WHAT THE TASK REQUIRES —
Quote the records beneath, complete and exact. Leave out images.

(Records)
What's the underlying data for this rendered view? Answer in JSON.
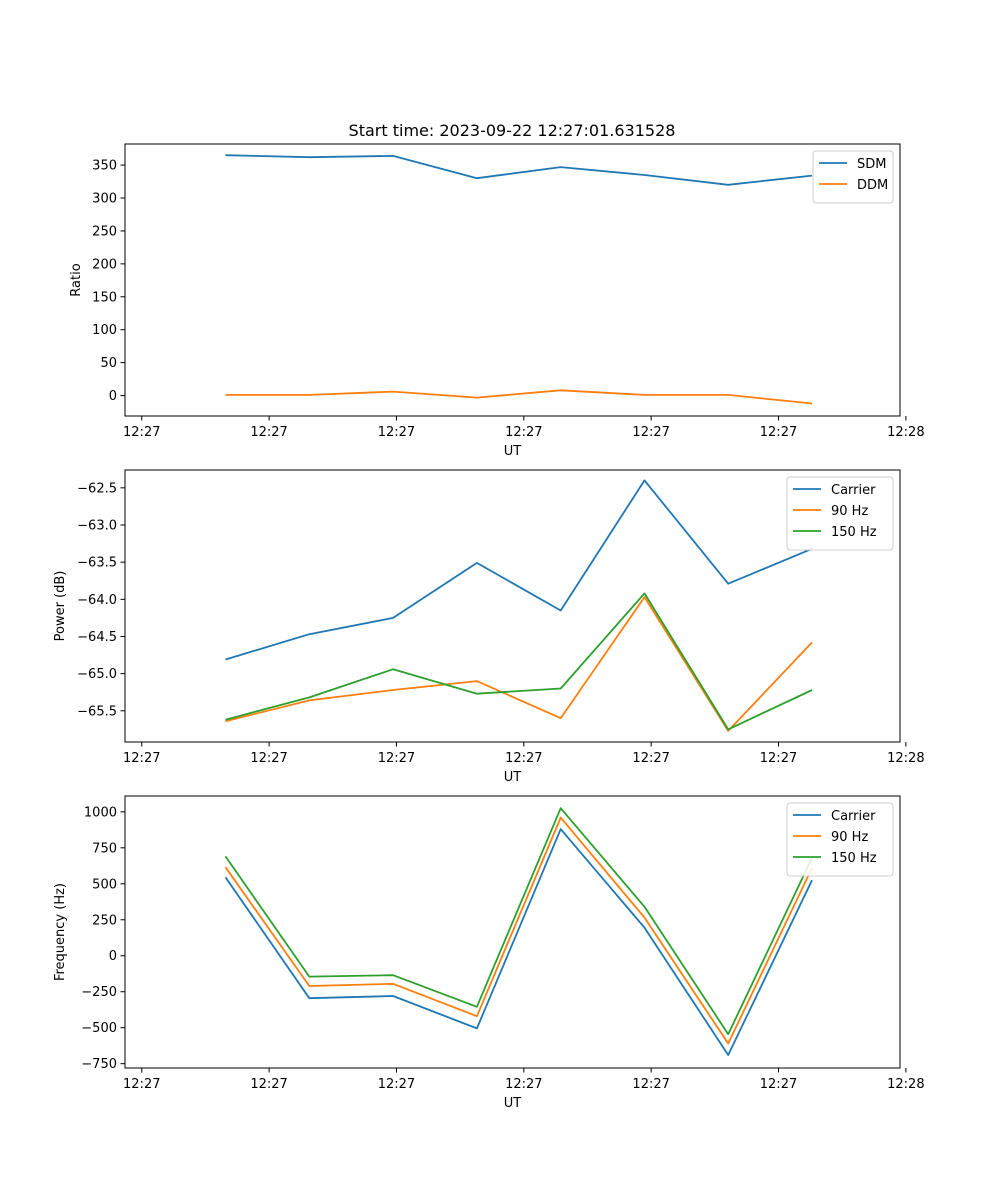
{
  "figure": {
    "title": "Start time: 2023-09-22 12:27:01.631528"
  },
  "chart_data": [
    {
      "type": "line",
      "title": "Start time: 2023-09-22 12:27:01.631528",
      "xlabel": "UT",
      "ylabel": "Ratio",
      "x": [
        1,
        2,
        3,
        4,
        5,
        6,
        7,
        8
      ],
      "xlim": [
        -0.2,
        9.05
      ],
      "xticks": [
        0,
        1.52,
        3.04,
        4.56,
        6.08,
        7.6,
        9.12
      ],
      "xticklabels": [
        "12:27",
        "12:27",
        "12:27",
        "12:27",
        "12:27",
        "12:27",
        "12:28"
      ],
      "ylim": [
        -31,
        382
      ],
      "yticks": [
        0,
        50,
        100,
        150,
        200,
        250,
        300,
        350
      ],
      "yticklabels": [
        "0",
        "50",
        "100",
        "150",
        "200",
        "250",
        "300",
        "350"
      ],
      "legend_position": "top-right",
      "series": [
        {
          "name": "SDM",
          "color": "#1f77b4",
          "values": [
            365,
            362,
            364,
            330,
            347,
            335,
            320,
            334
          ]
        },
        {
          "name": "DDM",
          "color": "#ff7f0e",
          "values": [
            1,
            1,
            6,
            -3,
            8,
            1,
            1,
            -12
          ]
        }
      ]
    },
    {
      "type": "line",
      "title": "",
      "xlabel": "UT",
      "ylabel": "Power (dB)",
      "x": [
        1,
        2,
        3,
        4,
        5,
        6,
        7,
        8
      ],
      "xlim": [
        -0.2,
        9.05
      ],
      "xticks": [
        0,
        1.52,
        3.04,
        4.56,
        6.08,
        7.6,
        9.12
      ],
      "xticklabels": [
        "12:27",
        "12:27",
        "12:27",
        "12:27",
        "12:27",
        "12:27",
        "12:28"
      ],
      "ylim": [
        -65.92,
        -62.26
      ],
      "yticks": [
        -65.5,
        -65.0,
        -64.5,
        -64.0,
        -63.5,
        -63.0,
        -62.5
      ],
      "yticklabels": [
        "−65.5",
        "−65.0",
        "−64.5",
        "−64.0",
        "−63.5",
        "−63.0",
        "−62.5"
      ],
      "legend_position": "top-right",
      "series": [
        {
          "name": "Carrier",
          "color": "#1f77b4",
          "values": [
            -64.81,
            -64.47,
            -64.25,
            -63.51,
            -64.15,
            -62.4,
            -63.79,
            -63.32
          ]
        },
        {
          "name": "90 Hz",
          "color": "#ff7f0e",
          "values": [
            -65.64,
            -65.36,
            -65.22,
            -65.1,
            -65.6,
            -63.97,
            -65.77,
            -64.58
          ]
        },
        {
          "name": "150 Hz",
          "color": "#2ca02c",
          "values": [
            -65.62,
            -65.32,
            -64.94,
            -65.27,
            -65.2,
            -63.92,
            -65.75,
            -65.22
          ]
        }
      ]
    },
    {
      "type": "line",
      "title": "",
      "xlabel": "UT",
      "ylabel": "Frequency (Hz)",
      "x": [
        1,
        2,
        3,
        4,
        5,
        6,
        7,
        8
      ],
      "xlim": [
        -0.2,
        9.05
      ],
      "xticks": [
        0,
        1.52,
        3.04,
        4.56,
        6.08,
        7.6,
        9.12
      ],
      "xticklabels": [
        "12:27",
        "12:27",
        "12:27",
        "12:27",
        "12:27",
        "12:27",
        "12:28"
      ],
      "ylim": [
        -780,
        1110
      ],
      "yticks": [
        -750,
        -500,
        -250,
        0,
        250,
        500,
        750,
        1000
      ],
      "yticklabels": [
        "−750",
        "−500",
        "−250",
        "0",
        "250",
        "500",
        "750",
        "1000"
      ],
      "legend_position": "top-right",
      "series": [
        {
          "name": "Carrier",
          "color": "#1f77b4",
          "values": [
            545,
            -295,
            -280,
            -505,
            880,
            195,
            -690,
            525
          ]
        },
        {
          "name": "90 Hz",
          "color": "#ff7f0e",
          "values": [
            615,
            -210,
            -195,
            -420,
            960,
            265,
            -610,
            610
          ]
        },
        {
          "name": "150 Hz",
          "color": "#2ca02c",
          "values": [
            690,
            -145,
            -135,
            -355,
            1025,
            340,
            -545,
            680
          ]
        }
      ]
    }
  ]
}
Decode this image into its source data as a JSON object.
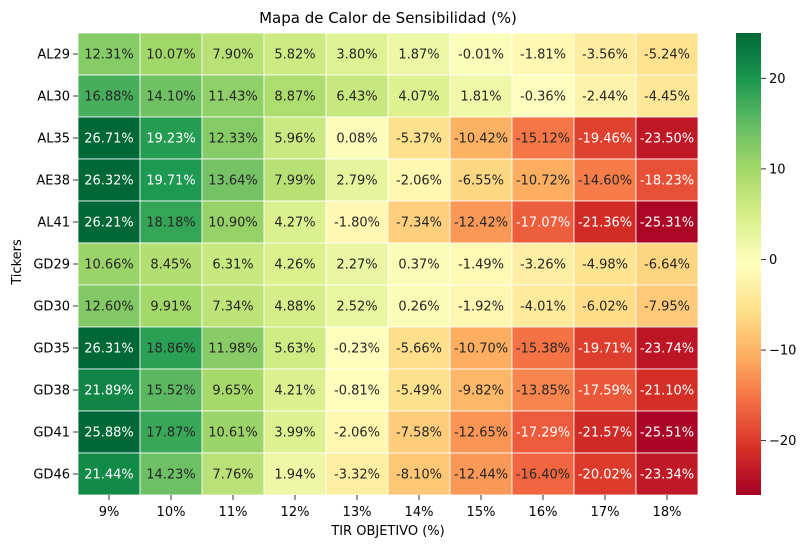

TASK ANSWER —
What's the underlying data for this rendered view? Answer in JSON.
{
  "figure": {
    "title": "Start time: 2023-09-22 12:27:01.631528"
  },
  "chart_data": [
    {
      "type": "line",
      "title": "Start time: 2023-09-22 12:27:01.631528",
      "xlabel": "UT",
      "ylabel": "Ratio",
      "x": [
        1,
        2,
        3,
        4,
        5,
        6,
        7,
        8
      ],
      "xlim": [
        -0.2,
        9.05
      ],
      "xticks": [
        0,
        1.52,
        3.04,
        4.56,
        6.08,
        7.6,
        9.12
      ],
      "xticklabels": [
        "12:27",
        "12:27",
        "12:27",
        "12:27",
        "12:27",
        "12:27",
        "12:28"
      ],
      "ylim": [
        -31,
        382
      ],
      "yticks": [
        0,
        50,
        100,
        150,
        200,
        250,
        300,
        350
      ],
      "yticklabels": [
        "0",
        "50",
        "100",
        "150",
        "200",
        "250",
        "300",
        "350"
      ],
      "legend_position": "top-right",
      "series": [
        {
          "name": "SDM",
          "color": "#1f77b4",
          "values": [
            365,
            362,
            364,
            330,
            347,
            335,
            320,
            334
          ]
        },
        {
          "name": "DDM",
          "color": "#ff7f0e",
          "values": [
            1,
            1,
            6,
            -3,
            8,
            1,
            1,
            -12
          ]
        }
      ]
    },
    {
      "type": "line",
      "title": "",
      "xlabel": "UT",
      "ylabel": "Power (dB)",
      "x": [
        1,
        2,
        3,
        4,
        5,
        6,
        7,
        8
      ],
      "xlim": [
        -0.2,
        9.05
      ],
      "xticks": [
        0,
        1.52,
        3.04,
        4.56,
        6.08,
        7.6,
        9.12
      ],
      "xticklabels": [
        "12:27",
        "12:27",
        "12:27",
        "12:27",
        "12:27",
        "12:27",
        "12:28"
      ],
      "ylim": [
        -65.92,
        -62.26
      ],
      "yticks": [
        -65.5,
        -65.0,
        -64.5,
        -64.0,
        -63.5,
        -63.0,
        -62.5
      ],
      "yticklabels": [
        "−65.5",
        "−65.0",
        "−64.5",
        "−64.0",
        "−63.5",
        "−63.0",
        "−62.5"
      ],
      "legend_position": "top-right",
      "series": [
        {
          "name": "Carrier",
          "color": "#1f77b4",
          "values": [
            -64.81,
            -64.47,
            -64.25,
            -63.51,
            -64.15,
            -62.4,
            -63.79,
            -63.32
          ]
        },
        {
          "name": "90 Hz",
          "color": "#ff7f0e",
          "values": [
            -65.64,
            -65.36,
            -65.22,
            -65.1,
            -65.6,
            -63.97,
            -65.77,
            -64.58
          ]
        },
        {
          "name": "150 Hz",
          "color": "#2ca02c",
          "values": [
            -65.62,
            -65.32,
            -64.94,
            -65.27,
            -65.2,
            -63.92,
            -65.75,
            -65.22
          ]
        }
      ]
    },
    {
      "type": "line",
      "title": "",
      "xlabel": "UT",
      "ylabel": "Frequency (Hz)",
      "x": [
        1,
        2,
        3,
        4,
        5,
        6,
        7,
        8
      ],
      "xlim": [
        -0.2,
        9.05
      ],
      "xticks": [
        0,
        1.52,
        3.04,
        4.56,
        6.08,
        7.6,
        9.12
      ],
      "xticklabels": [
        "12:27",
        "12:27",
        "12:27",
        "12:27",
        "12:27",
        "12:27",
        "12:28"
      ],
      "ylim": [
        -780,
        1110
      ],
      "yticks": [
        -750,
        -500,
        -250,
        0,
        250,
        500,
        750,
        1000
      ],
      "yticklabels": [
        "−750",
        "−500",
        "−250",
        "0",
        "250",
        "500",
        "750",
        "1000"
      ],
      "legend_position": "top-right",
      "series": [
        {
          "name": "Carrier",
          "color": "#1f77b4",
          "values": [
            545,
            -295,
            -280,
            -505,
            880,
            195,
            -690,
            525
          ]
        },
        {
          "name": "90 Hz",
          "color": "#ff7f0e",
          "values": [
            615,
            -210,
            -195,
            -420,
            960,
            265,
            -610,
            610
          ]
        },
        {
          "name": "150 Hz",
          "color": "#2ca02c",
          "values": [
            690,
            -145,
            -135,
            -355,
            1025,
            340,
            -545,
            680
          ]
        }
      ]
    }
  ]
}
Decode this image into its source data as a JSON object.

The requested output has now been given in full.